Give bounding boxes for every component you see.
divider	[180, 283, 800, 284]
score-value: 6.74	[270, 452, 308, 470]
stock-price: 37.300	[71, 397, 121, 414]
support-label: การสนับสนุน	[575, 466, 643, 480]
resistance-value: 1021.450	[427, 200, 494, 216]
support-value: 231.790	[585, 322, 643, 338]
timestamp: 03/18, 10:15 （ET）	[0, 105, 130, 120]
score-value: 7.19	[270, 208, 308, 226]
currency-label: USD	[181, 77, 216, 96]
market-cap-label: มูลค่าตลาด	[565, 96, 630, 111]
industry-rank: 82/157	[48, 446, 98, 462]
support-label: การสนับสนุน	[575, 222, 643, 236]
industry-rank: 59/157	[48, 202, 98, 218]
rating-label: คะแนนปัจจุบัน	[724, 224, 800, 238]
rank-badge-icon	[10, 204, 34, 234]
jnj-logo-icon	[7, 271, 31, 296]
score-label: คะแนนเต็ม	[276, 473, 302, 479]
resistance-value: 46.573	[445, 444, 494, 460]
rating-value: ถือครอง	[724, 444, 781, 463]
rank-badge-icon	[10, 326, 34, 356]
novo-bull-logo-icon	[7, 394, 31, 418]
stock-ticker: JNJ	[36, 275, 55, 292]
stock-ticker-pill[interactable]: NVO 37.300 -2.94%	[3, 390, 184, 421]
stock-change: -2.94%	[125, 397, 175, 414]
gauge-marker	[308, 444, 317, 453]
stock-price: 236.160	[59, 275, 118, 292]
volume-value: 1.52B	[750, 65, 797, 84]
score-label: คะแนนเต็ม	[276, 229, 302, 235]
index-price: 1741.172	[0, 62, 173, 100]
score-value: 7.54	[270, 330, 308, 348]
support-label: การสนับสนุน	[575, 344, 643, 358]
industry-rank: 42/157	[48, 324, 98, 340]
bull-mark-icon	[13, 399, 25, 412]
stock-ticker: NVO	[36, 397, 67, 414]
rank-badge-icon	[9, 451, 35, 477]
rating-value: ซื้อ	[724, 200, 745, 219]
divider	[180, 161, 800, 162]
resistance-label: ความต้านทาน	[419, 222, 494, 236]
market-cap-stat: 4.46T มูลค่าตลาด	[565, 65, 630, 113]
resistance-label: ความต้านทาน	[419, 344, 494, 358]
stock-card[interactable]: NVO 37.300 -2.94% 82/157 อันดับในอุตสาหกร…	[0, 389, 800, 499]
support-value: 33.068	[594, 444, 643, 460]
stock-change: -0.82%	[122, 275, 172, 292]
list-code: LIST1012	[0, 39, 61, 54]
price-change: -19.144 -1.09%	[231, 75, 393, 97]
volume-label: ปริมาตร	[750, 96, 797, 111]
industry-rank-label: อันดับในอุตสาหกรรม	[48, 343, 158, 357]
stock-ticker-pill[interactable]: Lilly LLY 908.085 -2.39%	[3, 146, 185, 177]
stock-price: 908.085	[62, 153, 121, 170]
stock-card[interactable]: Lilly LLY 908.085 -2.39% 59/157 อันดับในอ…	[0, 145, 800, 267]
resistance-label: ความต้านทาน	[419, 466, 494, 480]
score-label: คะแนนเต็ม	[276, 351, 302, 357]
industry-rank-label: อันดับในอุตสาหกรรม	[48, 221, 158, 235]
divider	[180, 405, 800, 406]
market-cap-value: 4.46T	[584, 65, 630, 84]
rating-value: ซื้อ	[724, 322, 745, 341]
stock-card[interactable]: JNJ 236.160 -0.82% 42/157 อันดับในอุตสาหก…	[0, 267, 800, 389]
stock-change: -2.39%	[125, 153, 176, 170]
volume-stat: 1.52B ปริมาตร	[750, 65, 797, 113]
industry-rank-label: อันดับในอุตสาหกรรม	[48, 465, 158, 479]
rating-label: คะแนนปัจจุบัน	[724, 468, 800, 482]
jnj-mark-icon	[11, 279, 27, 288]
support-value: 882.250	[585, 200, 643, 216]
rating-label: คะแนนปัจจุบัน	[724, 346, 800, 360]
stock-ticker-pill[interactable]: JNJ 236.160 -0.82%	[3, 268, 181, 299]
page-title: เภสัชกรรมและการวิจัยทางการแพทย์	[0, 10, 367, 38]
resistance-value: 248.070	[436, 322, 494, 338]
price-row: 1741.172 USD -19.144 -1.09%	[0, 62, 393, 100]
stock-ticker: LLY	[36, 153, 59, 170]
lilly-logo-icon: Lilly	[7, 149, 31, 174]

·····

Output the lines from the first one through the line containing "204, 34, 234]", inclusive, as a JSON list of strings, one string per line, with blank lines left out.

[
  "Give bounding boxes for every component you see.",
  "divider\t[180, 283, 800, 284]",
  "score-value: 6.74\t[270, 452, 308, 470]",
  "stock-price: 37.300\t[71, 397, 121, 414]",
  "support-label: การสนับสนุน\t[575, 466, 643, 480]",
  "resistance-value: 1021.450\t[427, 200, 494, 216]",
  "support-value: 231.790\t[585, 322, 643, 338]",
  "timestamp: 03/18, 10:15 （ET）\t[0, 105, 130, 120]",
  "score-value: 7.19\t[270, 208, 308, 226]",
  "currency-label: USD\t[181, 77, 216, 96]",
  "market-cap-label: มูลค่าตลาด\t[565, 96, 630, 111]",
  "industry-rank: 82/157\t[48, 446, 98, 462]",
  "support-label: การสนับสนุน\t[575, 222, 643, 236]",
  "industry-rank: 59/157\t[48, 202, 98, 218]",
  "rating-label: คะแนนปัจจุบัน\t[724, 224, 800, 238]",
  "rank-badge-icon\t[10, 204, 34, 234]"
]